Stored entries ::
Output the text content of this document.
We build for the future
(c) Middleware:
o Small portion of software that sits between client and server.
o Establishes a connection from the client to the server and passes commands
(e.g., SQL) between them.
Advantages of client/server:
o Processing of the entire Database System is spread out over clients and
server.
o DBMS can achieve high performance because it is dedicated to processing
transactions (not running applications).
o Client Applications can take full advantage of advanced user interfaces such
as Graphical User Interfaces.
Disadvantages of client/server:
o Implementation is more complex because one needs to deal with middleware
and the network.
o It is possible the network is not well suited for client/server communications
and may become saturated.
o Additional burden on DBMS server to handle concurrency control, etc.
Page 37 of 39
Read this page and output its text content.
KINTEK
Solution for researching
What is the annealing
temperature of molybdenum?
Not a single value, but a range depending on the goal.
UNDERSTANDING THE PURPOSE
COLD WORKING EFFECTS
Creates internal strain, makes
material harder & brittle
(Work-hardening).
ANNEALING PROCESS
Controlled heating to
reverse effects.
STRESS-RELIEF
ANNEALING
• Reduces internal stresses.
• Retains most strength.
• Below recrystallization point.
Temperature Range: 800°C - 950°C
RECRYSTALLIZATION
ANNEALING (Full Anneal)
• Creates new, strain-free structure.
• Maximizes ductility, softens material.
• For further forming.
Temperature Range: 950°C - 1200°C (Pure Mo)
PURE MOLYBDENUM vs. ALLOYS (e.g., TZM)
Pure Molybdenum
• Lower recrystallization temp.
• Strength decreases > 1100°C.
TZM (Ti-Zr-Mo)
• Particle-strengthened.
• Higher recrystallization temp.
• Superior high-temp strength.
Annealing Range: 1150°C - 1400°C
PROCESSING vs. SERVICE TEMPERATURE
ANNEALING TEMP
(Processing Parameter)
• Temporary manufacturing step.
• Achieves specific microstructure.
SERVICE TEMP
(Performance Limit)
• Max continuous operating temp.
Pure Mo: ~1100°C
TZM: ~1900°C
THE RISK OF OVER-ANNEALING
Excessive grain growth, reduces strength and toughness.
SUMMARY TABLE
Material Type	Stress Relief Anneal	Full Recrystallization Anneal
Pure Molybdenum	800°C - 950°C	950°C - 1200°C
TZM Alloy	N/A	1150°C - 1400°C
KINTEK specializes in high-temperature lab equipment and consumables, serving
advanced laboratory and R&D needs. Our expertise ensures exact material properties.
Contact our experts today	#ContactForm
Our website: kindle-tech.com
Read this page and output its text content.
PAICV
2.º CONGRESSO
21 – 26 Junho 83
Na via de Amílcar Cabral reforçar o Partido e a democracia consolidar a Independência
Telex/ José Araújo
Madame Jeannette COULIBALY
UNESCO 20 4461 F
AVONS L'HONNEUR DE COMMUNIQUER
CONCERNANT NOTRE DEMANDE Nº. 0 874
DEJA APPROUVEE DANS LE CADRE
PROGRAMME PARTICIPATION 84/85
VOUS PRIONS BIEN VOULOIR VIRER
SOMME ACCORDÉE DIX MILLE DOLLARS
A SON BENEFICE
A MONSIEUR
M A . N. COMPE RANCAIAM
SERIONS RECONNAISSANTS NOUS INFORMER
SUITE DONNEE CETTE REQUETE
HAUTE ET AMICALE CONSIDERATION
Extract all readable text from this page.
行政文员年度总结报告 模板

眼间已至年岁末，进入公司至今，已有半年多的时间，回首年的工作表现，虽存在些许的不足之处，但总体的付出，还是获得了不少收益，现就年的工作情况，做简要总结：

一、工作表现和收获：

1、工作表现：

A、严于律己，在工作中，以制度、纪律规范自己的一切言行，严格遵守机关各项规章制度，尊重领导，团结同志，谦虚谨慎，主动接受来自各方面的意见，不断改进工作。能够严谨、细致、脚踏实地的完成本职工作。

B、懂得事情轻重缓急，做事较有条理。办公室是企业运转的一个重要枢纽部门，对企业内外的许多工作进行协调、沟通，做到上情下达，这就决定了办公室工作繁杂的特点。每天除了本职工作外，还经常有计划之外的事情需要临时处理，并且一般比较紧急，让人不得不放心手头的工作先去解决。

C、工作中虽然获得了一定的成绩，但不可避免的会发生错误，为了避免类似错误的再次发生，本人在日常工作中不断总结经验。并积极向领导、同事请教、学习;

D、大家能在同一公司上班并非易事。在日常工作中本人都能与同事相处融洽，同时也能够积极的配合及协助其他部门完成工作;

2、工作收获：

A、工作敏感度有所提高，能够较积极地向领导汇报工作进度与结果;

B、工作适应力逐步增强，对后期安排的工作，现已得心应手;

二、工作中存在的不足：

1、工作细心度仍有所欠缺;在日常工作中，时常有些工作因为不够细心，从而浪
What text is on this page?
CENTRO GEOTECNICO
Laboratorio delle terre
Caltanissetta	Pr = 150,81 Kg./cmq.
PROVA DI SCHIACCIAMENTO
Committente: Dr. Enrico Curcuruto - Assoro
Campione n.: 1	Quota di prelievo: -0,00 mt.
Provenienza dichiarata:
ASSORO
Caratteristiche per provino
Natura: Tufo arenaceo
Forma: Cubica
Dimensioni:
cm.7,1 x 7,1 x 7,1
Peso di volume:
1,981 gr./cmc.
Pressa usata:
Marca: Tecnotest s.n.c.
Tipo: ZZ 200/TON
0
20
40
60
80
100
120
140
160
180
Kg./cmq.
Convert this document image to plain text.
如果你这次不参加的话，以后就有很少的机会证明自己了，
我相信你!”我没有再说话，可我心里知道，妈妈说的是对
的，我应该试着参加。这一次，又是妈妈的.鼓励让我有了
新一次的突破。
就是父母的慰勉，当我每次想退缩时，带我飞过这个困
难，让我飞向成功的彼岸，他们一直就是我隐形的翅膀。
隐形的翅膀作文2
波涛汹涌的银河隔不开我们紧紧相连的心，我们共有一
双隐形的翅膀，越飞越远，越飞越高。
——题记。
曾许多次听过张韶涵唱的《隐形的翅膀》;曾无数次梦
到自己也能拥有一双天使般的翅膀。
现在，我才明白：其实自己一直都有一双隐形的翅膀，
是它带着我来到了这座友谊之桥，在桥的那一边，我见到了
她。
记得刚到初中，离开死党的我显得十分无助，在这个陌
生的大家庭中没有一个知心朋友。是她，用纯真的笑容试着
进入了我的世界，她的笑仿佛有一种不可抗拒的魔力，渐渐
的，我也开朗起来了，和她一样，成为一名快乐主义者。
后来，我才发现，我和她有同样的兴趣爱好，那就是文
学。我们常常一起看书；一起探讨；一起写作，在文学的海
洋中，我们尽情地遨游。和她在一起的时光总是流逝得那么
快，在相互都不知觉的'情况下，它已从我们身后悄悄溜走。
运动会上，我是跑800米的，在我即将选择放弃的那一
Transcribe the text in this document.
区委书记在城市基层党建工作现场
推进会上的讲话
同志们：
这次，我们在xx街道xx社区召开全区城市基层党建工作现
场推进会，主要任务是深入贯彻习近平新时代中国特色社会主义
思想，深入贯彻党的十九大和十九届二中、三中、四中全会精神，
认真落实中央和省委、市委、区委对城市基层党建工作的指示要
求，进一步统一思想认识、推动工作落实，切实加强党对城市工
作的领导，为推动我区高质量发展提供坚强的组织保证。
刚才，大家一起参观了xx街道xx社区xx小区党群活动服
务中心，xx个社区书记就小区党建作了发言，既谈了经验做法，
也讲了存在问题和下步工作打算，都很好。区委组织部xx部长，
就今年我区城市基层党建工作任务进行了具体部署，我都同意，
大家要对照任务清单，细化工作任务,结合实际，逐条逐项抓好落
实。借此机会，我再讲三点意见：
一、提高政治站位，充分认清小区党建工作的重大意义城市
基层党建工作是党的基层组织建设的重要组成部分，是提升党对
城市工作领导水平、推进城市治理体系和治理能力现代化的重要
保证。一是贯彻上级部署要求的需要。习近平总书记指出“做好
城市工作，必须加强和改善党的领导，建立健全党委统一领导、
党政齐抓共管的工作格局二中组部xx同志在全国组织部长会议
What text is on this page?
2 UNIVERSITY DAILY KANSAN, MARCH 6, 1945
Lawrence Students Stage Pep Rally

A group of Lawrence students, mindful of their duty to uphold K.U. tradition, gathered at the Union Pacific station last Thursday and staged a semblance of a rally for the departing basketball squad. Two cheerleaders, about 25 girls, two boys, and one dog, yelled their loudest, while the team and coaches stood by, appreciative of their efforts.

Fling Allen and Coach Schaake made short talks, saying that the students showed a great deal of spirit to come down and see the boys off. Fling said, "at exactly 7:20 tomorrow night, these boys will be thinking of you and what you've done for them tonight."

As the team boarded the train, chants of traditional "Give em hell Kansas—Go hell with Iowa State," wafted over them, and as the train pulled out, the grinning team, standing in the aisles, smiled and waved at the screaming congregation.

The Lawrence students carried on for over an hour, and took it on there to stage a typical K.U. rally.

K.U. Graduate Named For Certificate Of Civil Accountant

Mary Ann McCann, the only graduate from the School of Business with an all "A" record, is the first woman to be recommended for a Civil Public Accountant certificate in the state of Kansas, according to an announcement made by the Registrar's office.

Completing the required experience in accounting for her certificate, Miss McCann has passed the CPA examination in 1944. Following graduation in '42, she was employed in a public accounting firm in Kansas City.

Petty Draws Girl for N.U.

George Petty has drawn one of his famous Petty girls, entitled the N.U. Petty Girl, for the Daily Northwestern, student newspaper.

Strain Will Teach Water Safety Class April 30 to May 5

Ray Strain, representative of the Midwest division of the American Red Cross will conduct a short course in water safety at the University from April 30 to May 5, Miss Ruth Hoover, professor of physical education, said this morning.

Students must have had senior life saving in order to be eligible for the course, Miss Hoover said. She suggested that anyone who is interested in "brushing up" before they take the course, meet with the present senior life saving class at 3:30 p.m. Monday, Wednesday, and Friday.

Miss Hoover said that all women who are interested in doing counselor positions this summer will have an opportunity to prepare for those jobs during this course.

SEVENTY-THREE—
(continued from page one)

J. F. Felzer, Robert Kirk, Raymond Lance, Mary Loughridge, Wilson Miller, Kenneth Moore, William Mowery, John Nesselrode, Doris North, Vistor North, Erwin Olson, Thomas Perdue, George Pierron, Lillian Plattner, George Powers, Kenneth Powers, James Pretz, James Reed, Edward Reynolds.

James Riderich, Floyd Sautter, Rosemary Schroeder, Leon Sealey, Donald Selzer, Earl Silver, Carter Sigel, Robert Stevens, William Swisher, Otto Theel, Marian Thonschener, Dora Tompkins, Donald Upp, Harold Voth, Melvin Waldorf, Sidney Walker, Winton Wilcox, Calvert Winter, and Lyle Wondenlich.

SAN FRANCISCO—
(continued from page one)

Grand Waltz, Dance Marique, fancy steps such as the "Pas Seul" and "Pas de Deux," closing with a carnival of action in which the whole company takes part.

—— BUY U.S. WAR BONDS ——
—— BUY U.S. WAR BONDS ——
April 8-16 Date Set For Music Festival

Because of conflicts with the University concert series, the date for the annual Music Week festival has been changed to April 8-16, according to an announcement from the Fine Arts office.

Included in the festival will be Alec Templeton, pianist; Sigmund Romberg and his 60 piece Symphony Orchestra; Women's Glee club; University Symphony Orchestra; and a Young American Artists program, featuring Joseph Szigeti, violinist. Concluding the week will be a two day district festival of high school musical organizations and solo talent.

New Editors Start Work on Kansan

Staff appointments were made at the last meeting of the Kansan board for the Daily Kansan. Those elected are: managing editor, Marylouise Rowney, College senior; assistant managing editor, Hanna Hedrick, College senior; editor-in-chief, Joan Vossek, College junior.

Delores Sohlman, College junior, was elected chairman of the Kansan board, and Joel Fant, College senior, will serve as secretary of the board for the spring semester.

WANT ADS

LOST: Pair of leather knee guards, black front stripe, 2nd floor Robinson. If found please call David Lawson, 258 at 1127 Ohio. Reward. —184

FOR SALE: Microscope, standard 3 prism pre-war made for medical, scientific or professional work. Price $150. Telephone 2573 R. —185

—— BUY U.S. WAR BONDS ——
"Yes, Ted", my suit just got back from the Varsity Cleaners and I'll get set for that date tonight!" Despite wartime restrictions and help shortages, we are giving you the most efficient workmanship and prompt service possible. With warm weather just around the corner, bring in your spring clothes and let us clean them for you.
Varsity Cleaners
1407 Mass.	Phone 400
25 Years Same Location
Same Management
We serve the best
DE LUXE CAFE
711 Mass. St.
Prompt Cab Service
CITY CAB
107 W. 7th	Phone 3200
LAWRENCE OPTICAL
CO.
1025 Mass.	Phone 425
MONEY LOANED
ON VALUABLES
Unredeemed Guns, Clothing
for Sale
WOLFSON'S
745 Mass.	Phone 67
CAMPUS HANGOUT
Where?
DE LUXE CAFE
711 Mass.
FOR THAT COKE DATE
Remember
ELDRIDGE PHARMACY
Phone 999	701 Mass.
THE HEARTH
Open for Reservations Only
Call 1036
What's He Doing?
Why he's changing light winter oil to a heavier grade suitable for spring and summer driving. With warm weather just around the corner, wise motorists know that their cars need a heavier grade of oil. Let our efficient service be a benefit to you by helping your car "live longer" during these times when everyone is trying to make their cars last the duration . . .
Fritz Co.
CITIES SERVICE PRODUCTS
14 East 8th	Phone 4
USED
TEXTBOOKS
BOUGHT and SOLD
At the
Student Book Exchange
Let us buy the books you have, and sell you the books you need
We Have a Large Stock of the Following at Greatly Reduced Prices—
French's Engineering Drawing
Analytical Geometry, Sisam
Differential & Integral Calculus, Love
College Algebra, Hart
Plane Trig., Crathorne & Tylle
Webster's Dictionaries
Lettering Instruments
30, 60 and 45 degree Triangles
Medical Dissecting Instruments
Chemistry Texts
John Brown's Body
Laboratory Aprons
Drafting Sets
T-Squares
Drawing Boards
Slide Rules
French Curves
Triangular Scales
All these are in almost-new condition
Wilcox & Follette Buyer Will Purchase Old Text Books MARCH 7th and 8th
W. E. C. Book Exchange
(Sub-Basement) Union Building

Exercise brief :: Within the listing above, copy each line that has the string "Drawing".

Solution for this exercise ::
French's Engineering Drawing
Drawing Boards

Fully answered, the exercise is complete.